* WHAT THE EXERCISE ASKS
Without the pictures, output the records below word for word.

* DATA EXTRACT
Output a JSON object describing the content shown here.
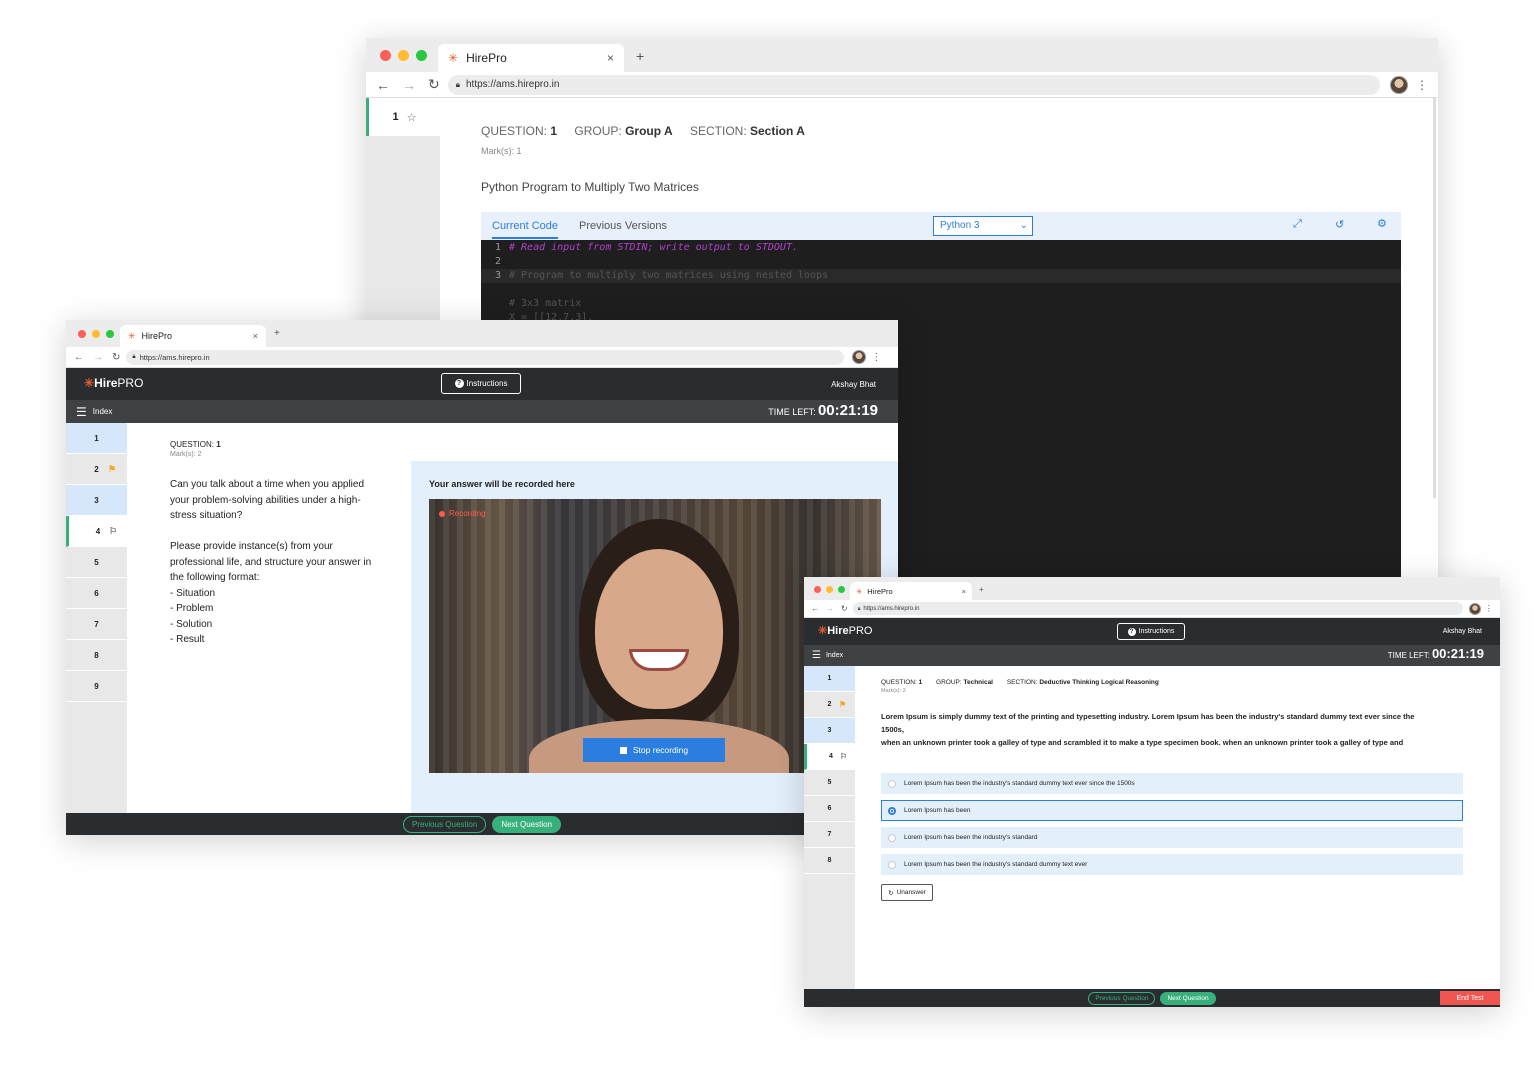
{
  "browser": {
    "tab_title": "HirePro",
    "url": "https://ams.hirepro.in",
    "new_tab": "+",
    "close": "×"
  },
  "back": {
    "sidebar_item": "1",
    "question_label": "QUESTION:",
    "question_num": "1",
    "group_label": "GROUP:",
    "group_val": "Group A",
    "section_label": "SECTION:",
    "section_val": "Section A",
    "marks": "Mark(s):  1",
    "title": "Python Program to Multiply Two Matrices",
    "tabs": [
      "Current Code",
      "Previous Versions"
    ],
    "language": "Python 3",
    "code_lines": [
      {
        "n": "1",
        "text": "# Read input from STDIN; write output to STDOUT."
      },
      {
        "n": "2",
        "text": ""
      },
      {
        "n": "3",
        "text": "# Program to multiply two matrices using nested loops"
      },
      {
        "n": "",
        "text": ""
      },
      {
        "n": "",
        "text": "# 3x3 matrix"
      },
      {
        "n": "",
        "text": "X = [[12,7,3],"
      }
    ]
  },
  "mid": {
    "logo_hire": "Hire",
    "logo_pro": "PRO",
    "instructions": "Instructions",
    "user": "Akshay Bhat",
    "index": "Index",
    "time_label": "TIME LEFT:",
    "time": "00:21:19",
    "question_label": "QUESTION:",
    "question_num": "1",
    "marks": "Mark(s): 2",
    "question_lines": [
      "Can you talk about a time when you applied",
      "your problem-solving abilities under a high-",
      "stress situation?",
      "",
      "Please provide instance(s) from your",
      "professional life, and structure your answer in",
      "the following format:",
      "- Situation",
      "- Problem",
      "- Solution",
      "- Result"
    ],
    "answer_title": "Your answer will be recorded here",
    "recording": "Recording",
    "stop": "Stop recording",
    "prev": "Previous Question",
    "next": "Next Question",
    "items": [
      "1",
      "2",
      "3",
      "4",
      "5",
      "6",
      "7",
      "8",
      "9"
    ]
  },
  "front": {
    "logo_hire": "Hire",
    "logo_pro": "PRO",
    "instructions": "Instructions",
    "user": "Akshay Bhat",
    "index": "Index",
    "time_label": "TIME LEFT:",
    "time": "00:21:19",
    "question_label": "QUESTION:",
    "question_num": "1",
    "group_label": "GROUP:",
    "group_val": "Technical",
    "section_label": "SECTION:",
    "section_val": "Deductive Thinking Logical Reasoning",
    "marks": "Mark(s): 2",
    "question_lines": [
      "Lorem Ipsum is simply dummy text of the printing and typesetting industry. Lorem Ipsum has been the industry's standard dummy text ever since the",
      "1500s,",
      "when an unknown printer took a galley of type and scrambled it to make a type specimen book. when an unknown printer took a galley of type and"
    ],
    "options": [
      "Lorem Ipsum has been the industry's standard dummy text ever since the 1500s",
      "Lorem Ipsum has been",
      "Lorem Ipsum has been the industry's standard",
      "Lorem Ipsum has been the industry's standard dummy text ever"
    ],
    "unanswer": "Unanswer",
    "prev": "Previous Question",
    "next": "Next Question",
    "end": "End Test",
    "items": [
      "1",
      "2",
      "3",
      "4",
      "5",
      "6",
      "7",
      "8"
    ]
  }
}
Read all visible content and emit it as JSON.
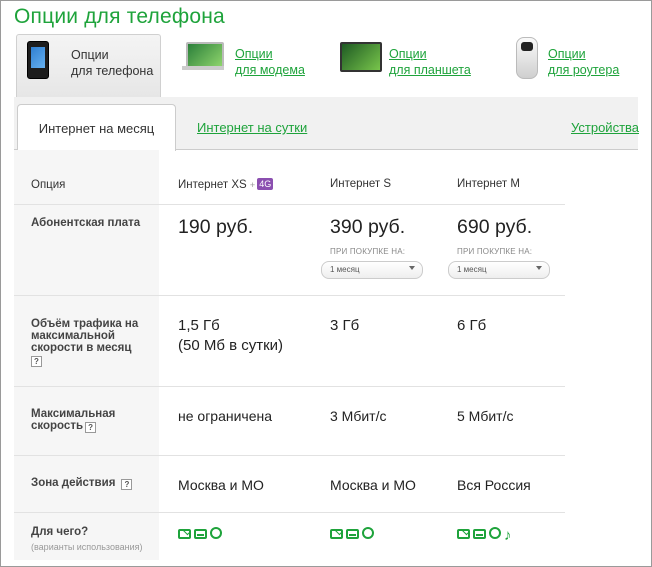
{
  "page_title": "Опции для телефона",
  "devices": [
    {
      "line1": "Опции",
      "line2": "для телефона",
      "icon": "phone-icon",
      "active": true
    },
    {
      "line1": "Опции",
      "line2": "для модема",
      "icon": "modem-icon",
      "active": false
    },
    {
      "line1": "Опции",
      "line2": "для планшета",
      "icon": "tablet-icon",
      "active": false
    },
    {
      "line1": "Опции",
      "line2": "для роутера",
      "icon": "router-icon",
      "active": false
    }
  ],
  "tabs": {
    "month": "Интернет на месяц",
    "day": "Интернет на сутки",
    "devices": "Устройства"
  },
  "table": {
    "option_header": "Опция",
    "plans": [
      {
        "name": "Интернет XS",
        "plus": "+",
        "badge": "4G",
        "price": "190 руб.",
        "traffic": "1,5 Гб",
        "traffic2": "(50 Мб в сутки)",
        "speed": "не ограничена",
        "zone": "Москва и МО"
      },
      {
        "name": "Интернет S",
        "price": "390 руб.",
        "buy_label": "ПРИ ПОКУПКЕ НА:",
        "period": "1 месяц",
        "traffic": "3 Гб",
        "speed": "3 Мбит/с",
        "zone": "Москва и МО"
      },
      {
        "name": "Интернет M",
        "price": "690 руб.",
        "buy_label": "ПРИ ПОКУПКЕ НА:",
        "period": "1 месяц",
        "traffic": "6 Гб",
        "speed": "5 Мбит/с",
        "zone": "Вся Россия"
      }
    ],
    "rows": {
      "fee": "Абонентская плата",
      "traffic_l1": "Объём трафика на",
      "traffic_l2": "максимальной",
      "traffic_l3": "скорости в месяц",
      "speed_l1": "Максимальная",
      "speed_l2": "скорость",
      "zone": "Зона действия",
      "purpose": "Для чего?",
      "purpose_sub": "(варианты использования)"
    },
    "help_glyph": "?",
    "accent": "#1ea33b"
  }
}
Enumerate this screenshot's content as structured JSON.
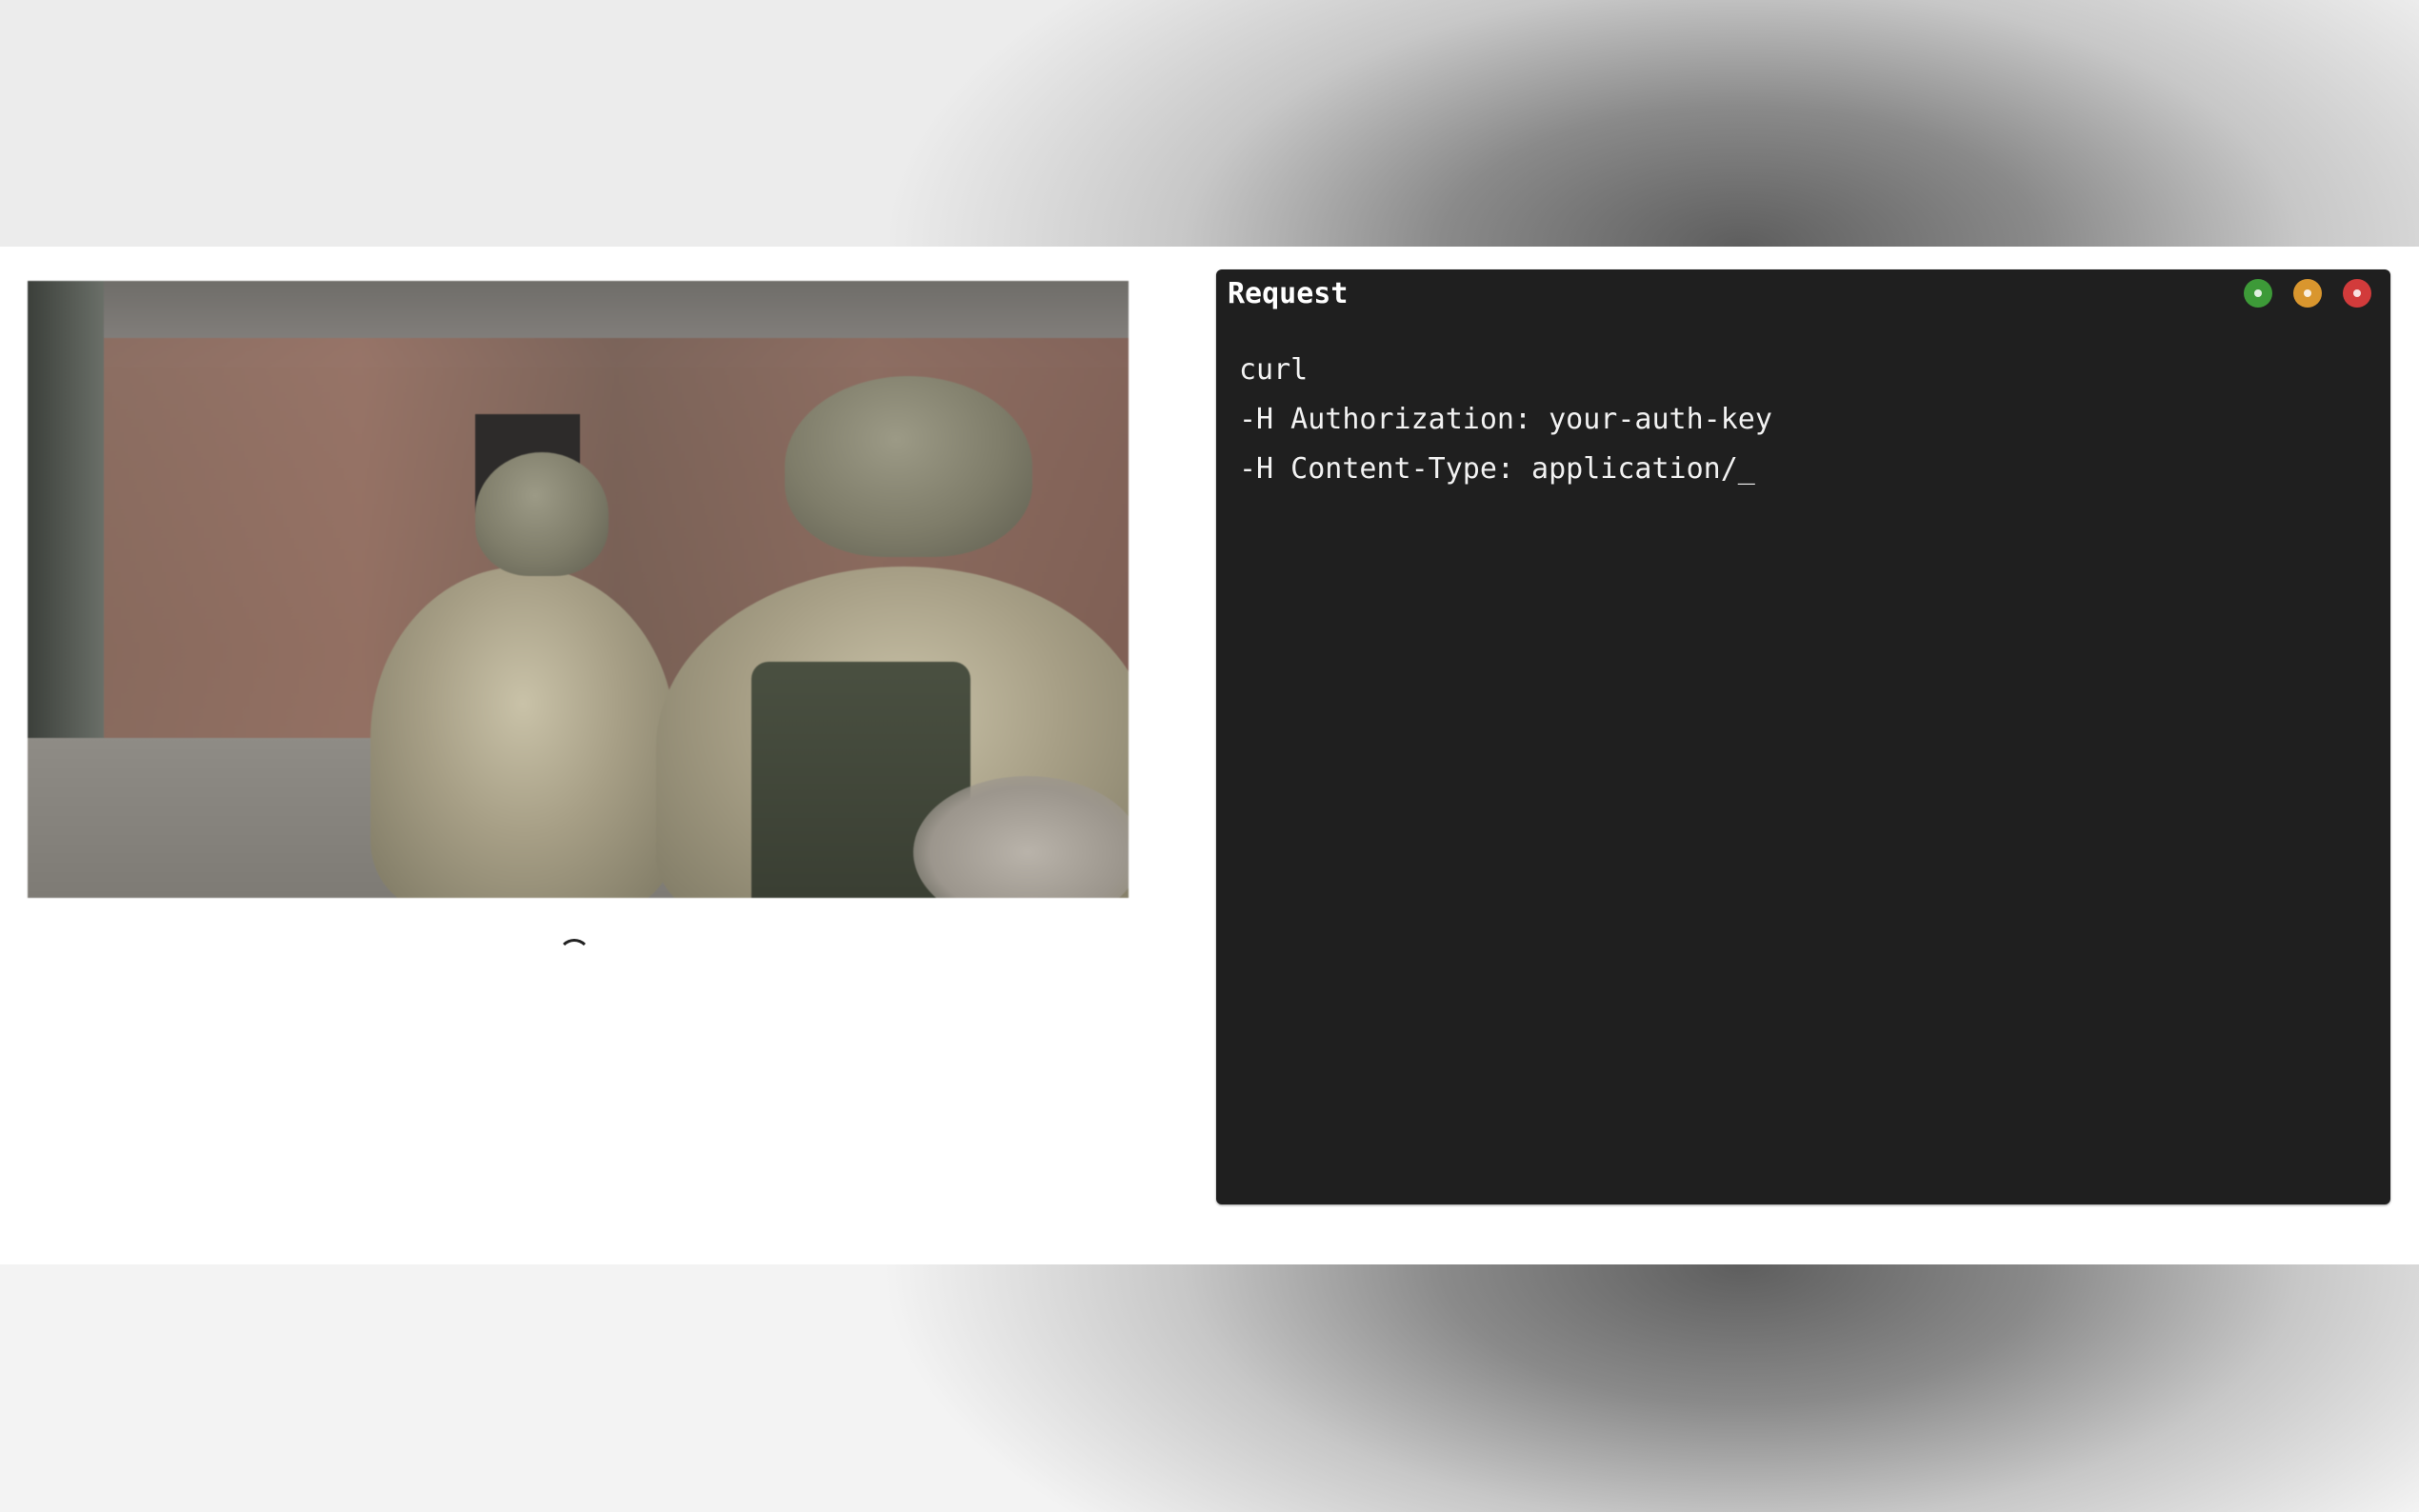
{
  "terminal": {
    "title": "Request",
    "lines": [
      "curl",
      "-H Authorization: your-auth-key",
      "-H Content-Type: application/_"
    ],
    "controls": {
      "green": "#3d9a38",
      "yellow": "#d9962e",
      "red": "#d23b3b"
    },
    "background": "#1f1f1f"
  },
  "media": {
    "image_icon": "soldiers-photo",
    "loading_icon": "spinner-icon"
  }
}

* TASK RESPONSE
Output a JSON object describing the content shown here.
{
  "browser": {
    "tab_title": "HirePro",
    "url": "https://ams.hirepro.in",
    "new_tab": "+",
    "close": "×"
  },
  "back": {
    "sidebar_item": "1",
    "question_label": "QUESTION:",
    "question_num": "1",
    "group_label": "GROUP:",
    "group_val": "Group A",
    "section_label": "SECTION:",
    "section_val": "Section A",
    "marks": "Mark(s):  1",
    "title": "Python Program to Multiply Two Matrices",
    "tabs": [
      "Current Code",
      "Previous Versions"
    ],
    "language": "Python 3",
    "code_lines": [
      {
        "n": "1",
        "text": "# Read input from STDIN; write output to STDOUT."
      },
      {
        "n": "2",
        "text": ""
      },
      {
        "n": "3",
        "text": "# Program to multiply two matrices using nested loops"
      },
      {
        "n": "",
        "text": ""
      },
      {
        "n": "",
        "text": "# 3x3 matrix"
      },
      {
        "n": "",
        "text": "X = [[12,7,3],"
      }
    ]
  },
  "mid": {
    "logo_hire": "Hire",
    "logo_pro": "PRO",
    "instructions": "Instructions",
    "user": "Akshay Bhat",
    "index": "Index",
    "time_label": "TIME LEFT:",
    "time": "00:21:19",
    "question_label": "QUESTION:",
    "question_num": "1",
    "marks": "Mark(s): 2",
    "question_lines": [
      "Can you talk about a time when you applied",
      "your problem-solving abilities under a high-",
      "stress situation?",
      "",
      "Please provide instance(s) from your",
      "professional life, and structure your answer in",
      "the following format:",
      "- Situation",
      "- Problem",
      "- Solution",
      "- Result"
    ],
    "answer_title": "Your answer will be recorded here",
    "recording": "Recording",
    "stop": "Stop recording",
    "prev": "Previous Question",
    "next": "Next Question",
    "items": [
      "1",
      "2",
      "3",
      "4",
      "5",
      "6",
      "7",
      "8",
      "9"
    ]
  },
  "front": {
    "logo_hire": "Hire",
    "logo_pro": "PRO",
    "instructions": "Instructions",
    "user": "Akshay Bhat",
    "index": "Index",
    "time_label": "TIME LEFT:",
    "time": "00:21:19",
    "question_label": "QUESTION:",
    "question_num": "1",
    "group_label": "GROUP:",
    "group_val": "Technical",
    "section_label": "SECTION:",
    "section_val": "Deductive Thinking Logical Reasoning",
    "marks": "Mark(s): 2",
    "question_lines": [
      "Lorem Ipsum is simply dummy text of the printing and typesetting industry. Lorem Ipsum has been the industry's standard dummy text ever since the",
      "1500s,",
      "when an unknown printer took a galley of type and scrambled it to make a type specimen book. when an unknown printer took a galley of type and"
    ],
    "options": [
      "Lorem Ipsum has been the industry's standard dummy text ever since the 1500s",
      "Lorem Ipsum has been",
      "Lorem Ipsum has been the industry's standard",
      "Lorem Ipsum has been the industry's standard dummy text ever"
    ],
    "unanswer": "Unanswer",
    "prev": "Previous Question",
    "next": "Next Question",
    "end": "End Test",
    "items": [
      "1",
      "2",
      "3",
      "4",
      "5",
      "6",
      "7",
      "8"
    ]
  }
}
Read all visible content and emit it as JSON.
{
  "page_title": "Опции для телефона",
  "devices": [
    {
      "line1": "Опции",
      "line2": "для телефона",
      "icon": "phone-icon",
      "active": true
    },
    {
      "line1": "Опции",
      "line2": "для модема",
      "icon": "modem-icon",
      "active": false
    },
    {
      "line1": "Опции",
      "line2": "для планшета",
      "icon": "tablet-icon",
      "active": false
    },
    {
      "line1": "Опции",
      "line2": "для роутера",
      "icon": "router-icon",
      "active": false
    }
  ],
  "tabs": {
    "month": "Интернет на месяц",
    "day": "Интернет на сутки",
    "devices": "Устройства"
  },
  "table": {
    "option_header": "Опция",
    "plans": [
      {
        "name": "Интернет XS",
        "plus": "+",
        "badge": "4G",
        "price": "190 руб.",
        "traffic": "1,5 Гб",
        "traffic2": "(50 Мб в сутки)",
        "speed": "не ограничена",
        "zone": "Москва и МО"
      },
      {
        "name": "Интернет S",
        "price": "390 руб.",
        "buy_label": "ПРИ ПОКУПКЕ НА:",
        "period": "1 месяц",
        "traffic": "3 Гб",
        "speed": "3 Мбит/с",
        "zone": "Москва и МО"
      },
      {
        "name": "Интернет M",
        "price": "690 руб.",
        "buy_label": "ПРИ ПОКУПКЕ НА:",
        "period": "1 месяц",
        "traffic": "6 Гб",
        "speed": "5 Мбит/с",
        "zone": "Вся Россия"
      }
    ],
    "rows": {
      "fee": "Абонентская плата",
      "traffic_l1": "Объём трафика на",
      "traffic_l2": "максимальной",
      "traffic_l3": "скорости в месяц",
      "speed_l1": "Максимальная",
      "speed_l2": "скорость",
      "zone": "Зона действия",
      "purpose": "Для чего?",
      "purpose_sub": "(варианты использования)"
    },
    "help_glyph": "?",
    "accent": "#1ea33b"
  }
}
Enumerate this screenshot's content as structured JSON.
{
  "terminal": {
    "title": "Request",
    "lines": [
      "curl",
      "-H Authorization: your-auth-key",
      "-H Content-Type: application/_"
    ],
    "controls": {
      "green": "#3d9a38",
      "yellow": "#d9962e",
      "red": "#d23b3b"
    },
    "background": "#1f1f1f"
  },
  "media": {
    "image_icon": "soldiers-photo",
    "loading_icon": "spinner-icon"
  }
}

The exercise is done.